#### [Passage given]
==========

Every student of Viking lore and heavy metal (and they are surely one and the same thing) should be by now be aware of the Einherjer – the myth and the band. The name for the legendary fallen warriors chosen by the Valkyries and taken to Valhalla to feast ahead of a daily battle to the death – before doing it all again the next day. Sleep, eat, slaughter repeat. Come forth the soundtrack to their march onto the eternal plains and one of Viking metal’s most unique and consistent bands. Still with its own formula and no doubt one written on parchment in blood and magically sealed in an oaken chest. The typically driving rhythms of Einherjer’s sound were evident early on: vigorous thrashy riffs, pagan atmospherics and addictive hard-edged folk metal flourishes – the occasional flashes of brilliance that I will not have to explain in any detail of long-time fans of the band.
Although there is almost always a track or two that immediately stands out like candy tossed to children, the overall experience has become increasingly key to an Einherjer album – like being gradually submersed into a runic landscape and the imagination of a band that has honed its own sound to perfection. 2011’s Norrøn was a classic in that vein – beginning with a 12 minute epic and rarely dropping the ball the entire way through. Not that Einherjer ever really drop the ball – but they do occasionally get tempted from the path, throwing in tracks that are just a little too accessible and choruses too simple. But then any slips are competently countered on Norrøne Spor with some nice building crescendos and blistering solos that hit just at the right time to help lift this album to its rightful place in Viking metal’s hall.

==========

#### [Input]
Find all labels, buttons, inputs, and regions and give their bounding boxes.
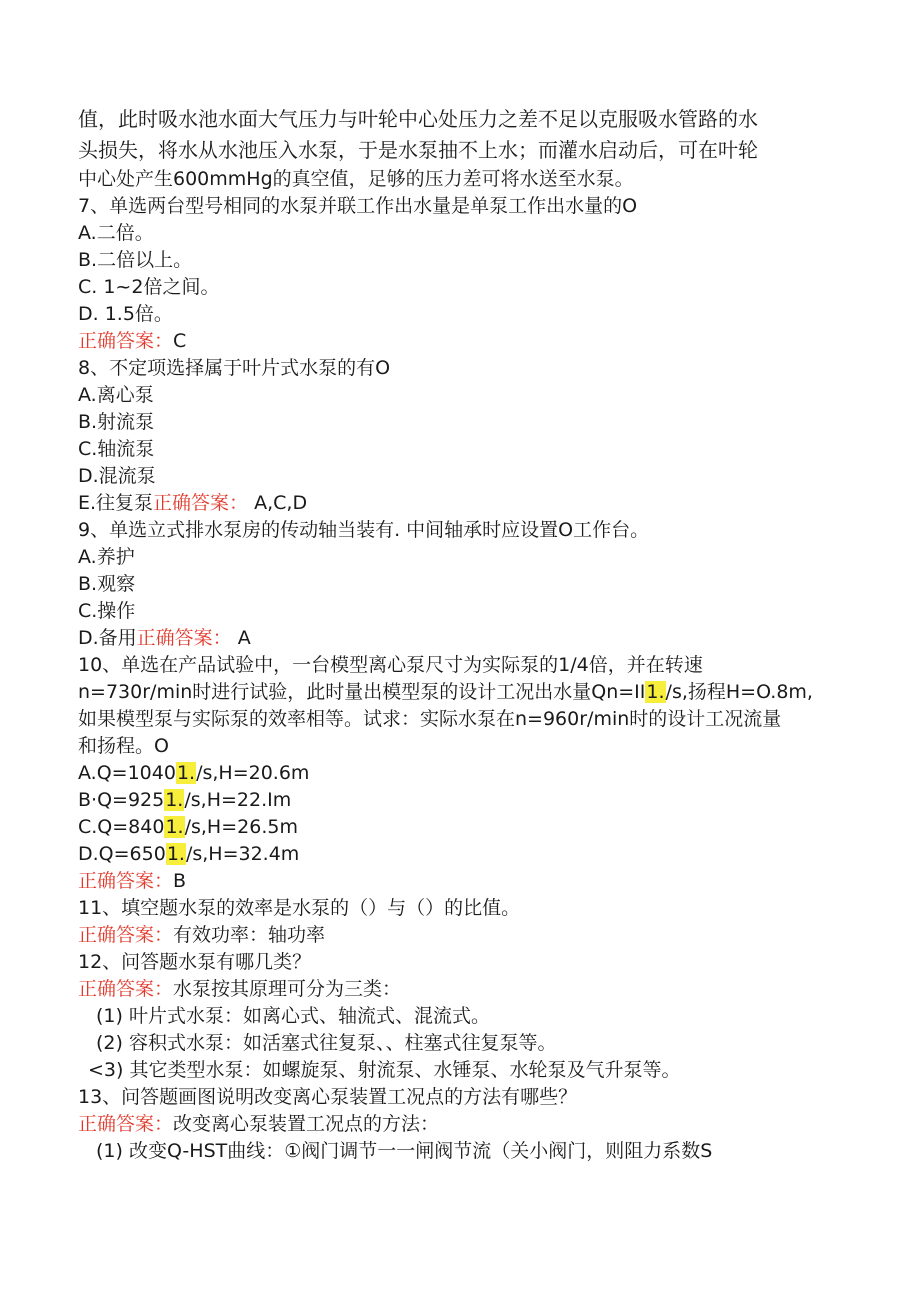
answer-value: 有效功率：轴功率 <box>173 924 326 946</box>
answer-value: 改变离心泵装置工况点的方法： <box>173 1113 440 1135</box>
highlighted-text: 1. <box>646 681 665 703</box>
document-page <box>78 104 848 1165</box>
question-10-option-c <box>78 814 848 841</box>
option-text: C.Q=840 <box>78 816 165 838</box>
question-9-stem: 9、单选立式排水泵房的传动轴当装有. 中间轴承时应设置O工作台。 <box>78 519 650 541</box>
question-10-stem-4: 和扬程。O <box>78 735 169 757</box>
question-13-point-1: (1) 改变Q-HST曲线：①阀门调节一一闸阀节流（关小阀门，则阻力系数S <box>96 1140 713 1162</box>
question-10-stem-2 <box>78 679 848 706</box>
question-9-option-a: A.养护 <box>78 546 135 568</box>
question-13-stem: 13、问答题画图说明改变离心泵装置工况点的方法有哪些？ <box>78 1086 578 1108</box>
question-8-option-d: D.混流泵 <box>78 465 156 487</box>
question-7-option-b: B.二倍以上。 <box>78 249 193 271</box>
question-7-option-a: A.二倍。 <box>78 222 154 244</box>
question-10-option-b <box>78 787 848 814</box>
question-9-option-d: D.备用 <box>78 627 137 649</box>
question-8-option-e-with-answer <box>78 490 848 517</box>
question-7-option-d: D. 1.5倍。 <box>78 303 173 325</box>
stem-text: /s,扬程H=O.8m, <box>665 681 813 703</box>
question-10-stem-3: 如果模型泵与实际泵的效率相等。试求：实际水泵在n=960r/min时的设计工况流量 <box>78 708 782 730</box>
option-text: A.Q=1040 <box>78 762 176 784</box>
answer-label: 正确答案： <box>78 870 174 892</box>
question-9-option-d-with-answer <box>78 625 848 652</box>
answer-value: C <box>173 330 187 352</box>
option-text: /s,H=22.Im <box>184 789 292 811</box>
question-7-stem: 7、单选两台型号相同的水泵并联工作出水量是单泵工作出水量的O <box>78 195 638 217</box>
question-10-answer <box>78 868 848 895</box>
answer-label: 正确答案： <box>153 492 249 514</box>
highlighted-text: 1. <box>165 816 184 838</box>
answer-label: 正确答案： <box>136 627 232 649</box>
highlighted-text: 1. <box>165 789 184 811</box>
question-8-stem: 8、不定项选择属于叶片式水泵的有O <box>78 357 391 379</box>
answer-value: 水泵按其原理可分为三类： <box>173 978 402 1000</box>
option-text: B·Q=925 <box>78 789 165 811</box>
question-8-option-e: E.往复泵 <box>78 492 154 514</box>
highlighted-text: 1. <box>166 843 185 865</box>
question-13-answer <box>78 1111 848 1138</box>
question-7-answer <box>78 328 848 355</box>
answer-label: 正确答案： <box>78 978 174 1000</box>
option-text: /s,H=20.6m <box>196 762 310 784</box>
answer-label: 正确答案： <box>78 1113 174 1135</box>
answer-value: B <box>173 870 187 892</box>
question-12-point-2: (2) 容积式水泵：如活塞式往复泵、、柱塞式往复泵等。 <box>96 1032 557 1054</box>
highlighted-text: 1. <box>176 762 196 784</box>
answer-label: 正确答案： <box>78 924 174 946</box>
option-text: /s,H=26.5m <box>184 816 298 838</box>
intro-line-1: 值，此时吸水池水面大气压力与叶轮中心处压力之差不足以克服吸水管路的水 <box>78 107 758 131</box>
question-12-point-1: (1) 叶片式水泵：如离心式、轴流式、混流式。 <box>96 1005 490 1027</box>
question-11-answer <box>78 922 848 949</box>
answer-label: 正确答案： <box>78 330 174 352</box>
question-12-point-3: <3) 其它类型水泵：如螺旋泵、射流泵、水锤泵、水轮泵及气升泵等。 <box>88 1059 681 1081</box>
question-12-stem: 12、问答题水泵有哪几类？ <box>78 951 312 973</box>
question-9-option-c: C.操作 <box>78 600 136 622</box>
answer-value: A,C,D <box>254 492 308 514</box>
answer-value: A <box>237 627 251 649</box>
option-text: D.Q=650 <box>78 843 166 865</box>
question-10-option-d <box>78 841 848 868</box>
question-10-option-a <box>78 760 848 787</box>
question-7-option-c: C. 1~2倍之间。 <box>78 276 220 298</box>
intro-line-3: 中心处产生600mmHg的真空值，足够的压力差可将水送至水泵。 <box>78 168 634 190</box>
question-10-stem-1: 10、单选在产品试验中，一台模型离心泵尺寸为实际泵的1/4倍，并在转速 <box>78 654 703 676</box>
question-11-stem: 11、填空题水泵的效率是水泵的（）与（）的比值。 <box>78 897 521 919</box>
question-8-option-c: C.轴流泵 <box>78 438 155 460</box>
intro-line-2: 头损失，将水从水池压入水泵，于是水泵抽不上水；而灌水启动后，可在叶轮 <box>78 138 758 162</box>
option-text: /s,H=32.4m <box>185 843 300 865</box>
stem-text: n=730r/min时进行试验，此时量出模型泵的设计工况出水量Qn=II <box>78 681 646 703</box>
question-12-answer <box>78 976 848 1003</box>
question-8-option-b: B.射流泵 <box>78 411 155 433</box>
question-9-option-b: B.观察 <box>78 573 136 595</box>
question-8-option-a: A.离心泵 <box>78 384 154 406</box>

==========

#### [Directive 1]
Render this sentence from the Einherjer review in Spanish: "2011’s Norrøn was a classic in that vein – beginning with a 12 minute epic and rarely dropping the ball the entire way through."
#### [Directive 2]
Copy out the rows verbatim, starting with the row containing "answer-value: 有效功率：轴功率 <box>173" and continuing through the row containing "question-8-option-e-with-answer <box>78 490".
The Einherjer review and the rows were taken from unrelated sources.

#### [Reply 1]
Norrøn, de 2011, fue un clásico en esa línea: comenzaba con una épica de 12 minutos y rara vez flaqueaba de principio a fin.

#### [Reply 2]
answer-value: 有效功率：轴功率 <box>173 924 326 946</box>
answer-value: 改变离心泵装置工况点的方法： <box>173 1113 440 1135</box>
highlighted-text: 1. <box>646 681 665 703</box>
document-page <box>78 104 848 1165</box>
question-10-option-c <box>78 814 848 841</box>
option-text: C.Q=840 <box>78 816 165 838</box>
question-9-stem: 9、单选立式排水泵房的传动轴当装有. 中间轴承时应设置O工作台。 <box>78 519 650 541</box>
question-10-stem-4: 和扬程。O <box>78 735 169 757</box>
question-13-point-1: (1) 改变Q-HST曲线：①阀门调节一一闸阀节流（关小阀门，则阻力系数S <box>96 1140 713 1162</box>
question-10-stem-2 <box>78 679 848 706</box>
question-9-option-a: A.养护 <box>78 546 135 568</box>
question-13-stem: 13、问答题画图说明改变离心泵装置工况点的方法有哪些？ <box>78 1086 578 1108</box>
question-8-option-d: D.混流泵 <box>78 465 156 487</box>
question-7-option-b: B.二倍以上。 <box>78 249 193 271</box>
question-7-option-a: A.二倍。 <box>78 222 154 244</box>
question-10-option-b <box>78 787 848 814</box>
question-9-option-d: D.备用 <box>78 627 137 649</box>
question-8-option-e-with-answer <box>78 490 848 517</box>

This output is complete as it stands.